Search the entries for the word "color" and pull out each line that has it.

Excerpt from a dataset
++++++

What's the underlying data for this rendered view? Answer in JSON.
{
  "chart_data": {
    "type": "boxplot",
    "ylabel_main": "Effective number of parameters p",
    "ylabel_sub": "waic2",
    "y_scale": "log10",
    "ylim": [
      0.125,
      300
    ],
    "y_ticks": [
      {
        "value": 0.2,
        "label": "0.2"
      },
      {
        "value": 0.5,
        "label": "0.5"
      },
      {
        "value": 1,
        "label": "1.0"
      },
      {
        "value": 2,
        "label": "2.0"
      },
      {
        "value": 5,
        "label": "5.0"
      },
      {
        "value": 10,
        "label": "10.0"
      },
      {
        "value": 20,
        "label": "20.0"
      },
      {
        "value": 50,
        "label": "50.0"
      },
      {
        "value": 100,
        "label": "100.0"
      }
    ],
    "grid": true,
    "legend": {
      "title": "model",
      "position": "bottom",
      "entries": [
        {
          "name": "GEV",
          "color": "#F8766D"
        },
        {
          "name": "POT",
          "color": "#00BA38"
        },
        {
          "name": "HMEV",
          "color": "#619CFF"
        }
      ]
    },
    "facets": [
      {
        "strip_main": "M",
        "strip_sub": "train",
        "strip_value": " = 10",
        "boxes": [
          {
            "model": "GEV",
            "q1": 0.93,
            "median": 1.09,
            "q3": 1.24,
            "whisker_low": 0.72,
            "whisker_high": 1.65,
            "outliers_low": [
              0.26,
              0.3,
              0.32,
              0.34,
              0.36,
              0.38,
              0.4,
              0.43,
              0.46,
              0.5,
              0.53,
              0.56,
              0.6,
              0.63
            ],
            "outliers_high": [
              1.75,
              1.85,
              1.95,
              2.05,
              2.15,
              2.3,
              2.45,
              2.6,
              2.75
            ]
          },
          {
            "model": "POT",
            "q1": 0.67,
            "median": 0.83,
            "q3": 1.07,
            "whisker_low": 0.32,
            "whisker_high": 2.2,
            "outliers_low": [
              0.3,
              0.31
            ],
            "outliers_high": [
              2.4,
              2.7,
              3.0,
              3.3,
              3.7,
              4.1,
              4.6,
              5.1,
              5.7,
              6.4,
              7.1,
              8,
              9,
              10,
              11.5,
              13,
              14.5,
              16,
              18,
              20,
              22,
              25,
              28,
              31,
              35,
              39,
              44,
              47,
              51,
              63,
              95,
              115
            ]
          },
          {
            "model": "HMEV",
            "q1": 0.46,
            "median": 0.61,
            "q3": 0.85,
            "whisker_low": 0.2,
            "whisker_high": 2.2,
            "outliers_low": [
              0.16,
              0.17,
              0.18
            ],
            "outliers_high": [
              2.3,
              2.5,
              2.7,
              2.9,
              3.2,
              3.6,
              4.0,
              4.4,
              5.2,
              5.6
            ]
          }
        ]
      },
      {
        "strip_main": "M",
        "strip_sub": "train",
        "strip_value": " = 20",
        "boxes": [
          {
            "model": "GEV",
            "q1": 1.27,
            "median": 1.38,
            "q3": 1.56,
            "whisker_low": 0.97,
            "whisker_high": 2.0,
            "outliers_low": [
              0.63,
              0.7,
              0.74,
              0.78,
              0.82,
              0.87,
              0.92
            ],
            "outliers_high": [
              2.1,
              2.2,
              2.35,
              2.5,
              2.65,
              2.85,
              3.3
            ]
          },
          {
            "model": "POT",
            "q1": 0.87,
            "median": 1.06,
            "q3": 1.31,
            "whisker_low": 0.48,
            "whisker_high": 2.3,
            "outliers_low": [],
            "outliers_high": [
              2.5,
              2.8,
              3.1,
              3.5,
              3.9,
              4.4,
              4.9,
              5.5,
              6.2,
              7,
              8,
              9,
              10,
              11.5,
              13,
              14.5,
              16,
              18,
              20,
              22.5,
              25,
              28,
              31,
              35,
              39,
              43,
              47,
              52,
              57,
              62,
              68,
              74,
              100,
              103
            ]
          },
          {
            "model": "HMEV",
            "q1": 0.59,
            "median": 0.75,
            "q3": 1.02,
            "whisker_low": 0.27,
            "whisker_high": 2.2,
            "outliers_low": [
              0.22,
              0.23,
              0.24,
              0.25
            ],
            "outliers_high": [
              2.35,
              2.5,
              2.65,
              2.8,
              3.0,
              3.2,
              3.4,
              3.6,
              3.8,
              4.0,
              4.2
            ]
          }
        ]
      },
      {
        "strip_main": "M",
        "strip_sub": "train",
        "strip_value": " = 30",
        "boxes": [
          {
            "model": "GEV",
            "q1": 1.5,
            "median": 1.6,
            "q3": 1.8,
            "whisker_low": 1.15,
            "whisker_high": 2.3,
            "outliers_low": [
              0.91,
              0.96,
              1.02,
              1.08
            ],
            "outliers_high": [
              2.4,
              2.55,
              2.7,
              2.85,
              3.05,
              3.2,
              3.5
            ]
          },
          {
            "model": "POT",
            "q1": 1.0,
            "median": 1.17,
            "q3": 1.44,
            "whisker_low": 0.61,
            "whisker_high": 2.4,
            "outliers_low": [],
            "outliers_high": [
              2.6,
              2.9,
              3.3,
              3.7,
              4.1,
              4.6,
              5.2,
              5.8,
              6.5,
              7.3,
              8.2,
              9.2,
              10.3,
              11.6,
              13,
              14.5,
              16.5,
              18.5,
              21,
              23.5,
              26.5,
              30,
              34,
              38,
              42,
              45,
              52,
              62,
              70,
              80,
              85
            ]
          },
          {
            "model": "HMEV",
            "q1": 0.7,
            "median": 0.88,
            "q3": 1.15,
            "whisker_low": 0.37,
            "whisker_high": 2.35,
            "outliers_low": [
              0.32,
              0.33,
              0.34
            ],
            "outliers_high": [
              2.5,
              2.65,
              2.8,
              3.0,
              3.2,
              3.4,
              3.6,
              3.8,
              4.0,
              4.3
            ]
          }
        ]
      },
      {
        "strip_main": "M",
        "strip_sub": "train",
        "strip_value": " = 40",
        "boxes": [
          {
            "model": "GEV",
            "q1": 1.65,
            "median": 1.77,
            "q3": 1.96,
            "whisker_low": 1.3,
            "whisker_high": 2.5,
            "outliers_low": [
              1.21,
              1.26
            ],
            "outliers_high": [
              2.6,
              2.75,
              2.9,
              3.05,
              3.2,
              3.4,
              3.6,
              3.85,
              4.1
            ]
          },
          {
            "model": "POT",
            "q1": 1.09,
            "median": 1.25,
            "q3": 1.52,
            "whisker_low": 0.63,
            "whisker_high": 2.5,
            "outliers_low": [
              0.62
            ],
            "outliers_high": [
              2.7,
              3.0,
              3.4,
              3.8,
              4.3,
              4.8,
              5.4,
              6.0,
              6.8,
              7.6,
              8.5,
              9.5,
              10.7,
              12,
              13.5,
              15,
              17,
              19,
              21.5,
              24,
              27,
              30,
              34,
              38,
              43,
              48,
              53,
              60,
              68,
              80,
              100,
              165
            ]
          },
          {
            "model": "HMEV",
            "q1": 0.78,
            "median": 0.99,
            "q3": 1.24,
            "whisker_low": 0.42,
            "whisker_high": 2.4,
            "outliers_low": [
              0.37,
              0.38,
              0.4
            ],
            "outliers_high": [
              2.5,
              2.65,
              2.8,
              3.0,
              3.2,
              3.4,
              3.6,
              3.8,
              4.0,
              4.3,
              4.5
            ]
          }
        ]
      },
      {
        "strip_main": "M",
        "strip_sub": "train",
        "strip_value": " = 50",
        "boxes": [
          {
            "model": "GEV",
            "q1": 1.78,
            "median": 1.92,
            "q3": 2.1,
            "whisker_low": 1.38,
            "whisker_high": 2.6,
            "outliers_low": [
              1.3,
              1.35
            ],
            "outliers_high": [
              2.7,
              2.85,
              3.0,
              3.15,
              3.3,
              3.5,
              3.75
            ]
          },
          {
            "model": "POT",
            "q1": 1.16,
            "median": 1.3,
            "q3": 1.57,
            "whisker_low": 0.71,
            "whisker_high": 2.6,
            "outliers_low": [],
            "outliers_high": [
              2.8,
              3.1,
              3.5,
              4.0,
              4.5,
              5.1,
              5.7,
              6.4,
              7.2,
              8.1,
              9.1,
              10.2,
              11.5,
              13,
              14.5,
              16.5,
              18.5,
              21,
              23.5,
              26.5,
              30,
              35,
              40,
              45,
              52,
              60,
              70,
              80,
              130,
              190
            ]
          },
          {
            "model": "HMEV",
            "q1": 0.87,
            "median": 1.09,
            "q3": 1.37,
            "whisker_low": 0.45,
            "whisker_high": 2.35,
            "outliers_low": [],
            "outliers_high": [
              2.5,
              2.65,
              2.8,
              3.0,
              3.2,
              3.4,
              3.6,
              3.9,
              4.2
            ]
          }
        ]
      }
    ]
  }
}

++++++

#### RESPONSE FOR THIS EXERCISE
          "color": "#F8766D"
          "color": "#00BA38"
          "color": "#619CFF"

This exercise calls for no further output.